(Collected data)
■ ■ ■
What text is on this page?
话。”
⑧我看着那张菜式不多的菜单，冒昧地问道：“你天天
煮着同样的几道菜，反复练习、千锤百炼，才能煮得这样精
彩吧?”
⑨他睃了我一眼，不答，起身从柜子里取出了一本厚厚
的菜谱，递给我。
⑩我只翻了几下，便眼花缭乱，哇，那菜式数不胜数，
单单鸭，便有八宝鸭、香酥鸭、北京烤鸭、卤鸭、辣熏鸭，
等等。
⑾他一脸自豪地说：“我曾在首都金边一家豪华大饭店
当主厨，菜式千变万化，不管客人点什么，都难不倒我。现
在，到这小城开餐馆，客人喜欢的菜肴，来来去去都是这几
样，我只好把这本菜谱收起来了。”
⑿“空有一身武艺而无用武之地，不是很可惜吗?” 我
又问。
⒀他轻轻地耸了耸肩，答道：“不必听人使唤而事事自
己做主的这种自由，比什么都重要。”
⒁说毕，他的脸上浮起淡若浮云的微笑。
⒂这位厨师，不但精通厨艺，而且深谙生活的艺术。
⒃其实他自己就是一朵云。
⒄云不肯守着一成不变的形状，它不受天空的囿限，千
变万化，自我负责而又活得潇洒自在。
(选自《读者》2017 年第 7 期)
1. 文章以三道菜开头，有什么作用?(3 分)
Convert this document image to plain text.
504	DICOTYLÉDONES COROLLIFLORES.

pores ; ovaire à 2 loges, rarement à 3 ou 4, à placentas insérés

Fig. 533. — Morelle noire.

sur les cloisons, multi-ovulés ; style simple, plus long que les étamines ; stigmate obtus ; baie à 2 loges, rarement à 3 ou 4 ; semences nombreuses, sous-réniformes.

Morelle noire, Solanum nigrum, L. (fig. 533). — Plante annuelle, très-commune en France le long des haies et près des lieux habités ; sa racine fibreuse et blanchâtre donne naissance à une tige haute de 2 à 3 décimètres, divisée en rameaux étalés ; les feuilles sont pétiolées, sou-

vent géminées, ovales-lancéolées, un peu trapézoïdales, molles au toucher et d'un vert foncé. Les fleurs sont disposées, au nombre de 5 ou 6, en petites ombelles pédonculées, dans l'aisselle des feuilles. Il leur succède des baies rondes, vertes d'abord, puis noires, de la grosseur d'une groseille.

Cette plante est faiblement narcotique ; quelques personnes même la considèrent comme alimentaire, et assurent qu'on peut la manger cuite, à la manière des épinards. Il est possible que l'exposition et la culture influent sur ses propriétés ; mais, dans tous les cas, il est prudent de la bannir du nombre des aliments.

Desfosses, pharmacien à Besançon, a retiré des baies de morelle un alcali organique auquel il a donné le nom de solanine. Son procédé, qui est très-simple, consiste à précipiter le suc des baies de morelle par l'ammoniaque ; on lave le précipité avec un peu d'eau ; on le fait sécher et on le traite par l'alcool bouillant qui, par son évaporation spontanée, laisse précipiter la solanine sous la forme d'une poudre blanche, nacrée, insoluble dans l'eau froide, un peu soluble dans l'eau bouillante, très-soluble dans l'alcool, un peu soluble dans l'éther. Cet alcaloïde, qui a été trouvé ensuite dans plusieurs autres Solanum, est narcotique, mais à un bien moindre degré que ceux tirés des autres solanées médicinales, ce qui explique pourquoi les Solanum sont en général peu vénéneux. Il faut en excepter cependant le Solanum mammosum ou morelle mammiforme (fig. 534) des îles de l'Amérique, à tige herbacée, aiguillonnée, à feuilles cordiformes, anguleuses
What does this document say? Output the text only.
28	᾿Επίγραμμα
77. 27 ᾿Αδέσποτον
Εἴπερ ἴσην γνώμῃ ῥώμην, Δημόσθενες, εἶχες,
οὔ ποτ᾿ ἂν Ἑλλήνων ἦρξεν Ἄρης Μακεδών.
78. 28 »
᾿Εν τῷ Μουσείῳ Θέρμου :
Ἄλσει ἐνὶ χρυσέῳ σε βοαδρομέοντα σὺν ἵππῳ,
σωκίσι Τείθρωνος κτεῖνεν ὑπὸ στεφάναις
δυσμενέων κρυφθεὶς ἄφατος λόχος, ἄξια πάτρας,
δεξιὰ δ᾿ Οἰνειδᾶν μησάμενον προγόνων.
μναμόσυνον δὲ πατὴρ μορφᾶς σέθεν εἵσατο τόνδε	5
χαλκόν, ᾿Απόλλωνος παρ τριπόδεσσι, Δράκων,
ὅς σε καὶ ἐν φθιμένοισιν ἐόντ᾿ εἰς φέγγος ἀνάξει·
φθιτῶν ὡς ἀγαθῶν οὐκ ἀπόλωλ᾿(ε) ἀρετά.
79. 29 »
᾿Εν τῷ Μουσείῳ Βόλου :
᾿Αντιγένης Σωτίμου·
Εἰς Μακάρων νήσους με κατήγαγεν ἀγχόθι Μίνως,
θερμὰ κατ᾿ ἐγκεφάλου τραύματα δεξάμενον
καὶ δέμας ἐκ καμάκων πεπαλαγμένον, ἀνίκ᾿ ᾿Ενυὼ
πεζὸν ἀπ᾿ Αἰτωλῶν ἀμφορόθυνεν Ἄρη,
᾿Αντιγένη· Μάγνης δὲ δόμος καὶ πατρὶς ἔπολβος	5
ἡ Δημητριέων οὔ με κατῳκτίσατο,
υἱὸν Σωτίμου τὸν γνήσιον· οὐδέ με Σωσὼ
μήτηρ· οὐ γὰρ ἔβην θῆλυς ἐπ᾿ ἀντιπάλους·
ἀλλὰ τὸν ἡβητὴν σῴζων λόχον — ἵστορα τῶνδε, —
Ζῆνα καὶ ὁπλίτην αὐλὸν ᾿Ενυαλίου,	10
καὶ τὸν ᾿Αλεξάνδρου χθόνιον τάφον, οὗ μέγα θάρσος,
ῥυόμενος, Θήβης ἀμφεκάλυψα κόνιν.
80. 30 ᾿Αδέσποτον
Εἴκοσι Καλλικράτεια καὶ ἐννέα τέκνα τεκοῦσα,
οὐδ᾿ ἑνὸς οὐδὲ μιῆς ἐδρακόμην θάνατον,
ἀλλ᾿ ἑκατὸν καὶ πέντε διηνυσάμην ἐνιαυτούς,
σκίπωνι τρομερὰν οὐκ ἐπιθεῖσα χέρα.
■ ■ ■
• EXERCISE BRIEF: Output the whole listing above again, word for word.

• OUTPUT OF THE TASK:
What text is on this page?
话。”
⑧我看着那张菜式不多的菜单，冒昧地问道：“你天天
煮着同样的几道菜，反复练习、千锤百炼，才能煮得这样精
彩吧?”
⑨他睃了我一眼，不答，起身从柜子里取出了一本厚厚
的菜谱，递给我。
⑩我只翻了几下，便眼花缭乱，哇，那菜式数不胜数，
单单鸭，便有八宝鸭、香酥鸭、北京烤鸭、卤鸭、辣熏鸭，
等等。
⑾他一脸自豪地说：“我曾在首都金边一家豪华大饭店
当主厨，菜式千变万化，不管客人点什么，都难不倒我。现
在，到这小城开餐馆，客人喜欢的菜肴，来来去去都是这几
样，我只好把这本菜谱收起来了。”
⑿“空有一身武艺而无用武之地，不是很可惜吗?” 我
又问。
⒀他轻轻地耸了耸肩，答道：“不必听人使唤而事事自
己做主的这种自由，比什么都重要。”
⒁说毕，他的脸上浮起淡若浮云的微笑。
⒂这位厨师，不但精通厨艺，而且深谙生活的艺术。
⒃其实他自己就是一朵云。
⒄云不肯守着一成不变的形状，它不受天空的囿限，千
变万化，自我负责而又活得潇洒自在。
(选自《读者》2017 年第 7 期)
1. 文章以三道菜开头，有什么作用?(3 分)
Convert this document image to plain text.
504	DICOTYLÉDONES COROLLIFLORES.

pores ; ovaire à 2 loges, rarement à 3 ou 4, à placentas insérés

Fig. 533. — Morelle noire.

sur les cloisons, multi-ovulés ; style simple, plus long que les étamines ; stigmate obtus ; baie à 2 loges, rarement à 3 ou 4 ; semences nombreuses, sous-réniformes.

Morelle noire, Solanum nigrum, L. (fig. 533). — Plante annuelle, très-commune en France le long des haies et près des lieux habités ; sa racine fibreuse et blanchâtre donne naissance à une tige haute de 2 à 3 décimètres, divisée en rameaux étalés ; les feuilles sont pétiolées, sou-

vent géminées, ovales-lancéolées, un peu trapézoïdales, molles au toucher et d'un vert foncé. Les fleurs sont disposées, au nombre de 5 ou 6, en petites ombelles pédonculées, dans l'aisselle des feuilles. Il leur succède des baies rondes, vertes d'abord, puis noires, de la grosseur d'une groseille.

Cette plante est faiblement narcotique ; quelques personnes même la considèrent comme alimentaire, et assurent qu'on peut la manger cuite, à la manière des épinards. Il est possible que l'exposition et la culture influent sur ses propriétés ; mais, dans tous les cas, il est prudent de la bannir du nombre des aliments.

Desfosses, pharmacien à Besançon, a retiré des baies de morelle un alcali organique auquel il a donné le nom de solanine. Son procédé, qui est très-simple, consiste à précipiter le suc des baies de morelle par l'ammoniaque ; on lave le précipité avec un peu d'eau ; on le fait sécher et on le traite par l'alcool bouillant qui, par son évaporation spontanée, laisse précipiter la solanine sous la forme d'une poudre blanche, nacrée, insoluble dans l'eau froide, un peu soluble dans l'eau bouillante, très-soluble dans l'alcool, un peu soluble dans l'éther. Cet alcaloïde, qui a été trouvé ensuite dans plusieurs autres Solanum, est narcotique, mais à un bien moindre degré que ceux tirés des autres solanées médicinales, ce qui explique pourquoi les Solanum sont en général peu vénéneux. Il faut en excepter cependant le Solanum mammosum ou morelle mammiforme (fig. 534) des îles de l'Amérique, à tige herbacée, aiguillonnée, à feuilles cordiformes, anguleuses
What does this document say? Output the text only.
28	᾿Επίγραμμα
77. 27 ᾿Αδέσποτον
Εἴπερ ἴσην γνώμῃ ῥώμην, Δημόσθενες, εἶχες,
οὔ ποτ᾿ ἂν Ἑλλήνων ἦρξεν Ἄρης Μακεδών.
78. 28 »
᾿Εν τῷ Μουσείῳ Θέρμου :
Ἄλσει ἐνὶ χρυσέῳ σε βοαδρομέοντα σὺν ἵππῳ,
σωκίσι Τείθρωνος κτεῖνεν ὑπὸ στεφάναις
δυσμενέων κρυφθεὶς ἄφατος λόχος, ἄξια πάτρας,
δεξιὰ δ᾿ Οἰνειδᾶν μησάμενον προγόνων.
μναμόσυνον δὲ πατὴρ μορφᾶς σέθεν εἵσατο τόνδε	5
χαλκόν, ᾿Απόλλωνος παρ τριπόδεσσι, Δράκων,
ὅς σε καὶ ἐν φθιμένοισιν ἐόντ᾿ εἰς φέγγος ἀνάξει·
φθιτῶν ὡς ἀγαθῶν οὐκ ἀπόλωλ᾿(ε) ἀρετά.
79. 29 »
᾿Εν τῷ Μουσείῳ Βόλου :
᾿Αντιγένης Σωτίμου·
Εἰς Μακάρων νήσους με κατήγαγεν ἀγχόθι Μίνως,
θερμὰ κατ᾿ ἐγκεφάλου τραύματα δεξάμενον
καὶ δέμας ἐκ καμάκων πεπαλαγμένον, ἀνίκ᾿ ᾿Ενυὼ
πεζὸν ἀπ᾿ Αἰτωλῶν ἀμφορόθυνεν Ἄρη,
᾿Αντιγένη· Μάγνης δὲ δόμος καὶ πατρὶς ἔπολβος	5
ἡ Δημητριέων οὔ με κατῳκτίσατο,
υἱὸν Σωτίμου τὸν γνήσιον· οὐδέ με Σωσὼ
μήτηρ· οὐ γὰρ ἔβην θῆλυς ἐπ᾿ ἀντιπάλους·
ἀλλὰ τὸν ἡβητὴν σῴζων λόχον — ἵστορα τῶνδε, —
Ζῆνα καὶ ὁπλίτην αὐλὸν ᾿Ενυαλίου,	10
καὶ τὸν ᾿Αλεξάνδρου χθόνιον τάφον, οὗ μέγα θάρσος,
ῥυόμενος, Θήβης ἀμφεκάλυψα κόνιν.
80. 30 ᾿Αδέσποτον
Εἴκοσι Καλλικράτεια καὶ ἐννέα τέκνα τεκοῦσα,
οὐδ᾿ ἑνὸς οὐδὲ μιῆς ἐδρακόμην θάνατον,
ἀλλ᾿ ἑκατὸν καὶ πέντε διηνυσάμην ἐνιαυτούς,
σκίπωνι τρομερὰν οὐκ ἐπιθεῖσα χέρα.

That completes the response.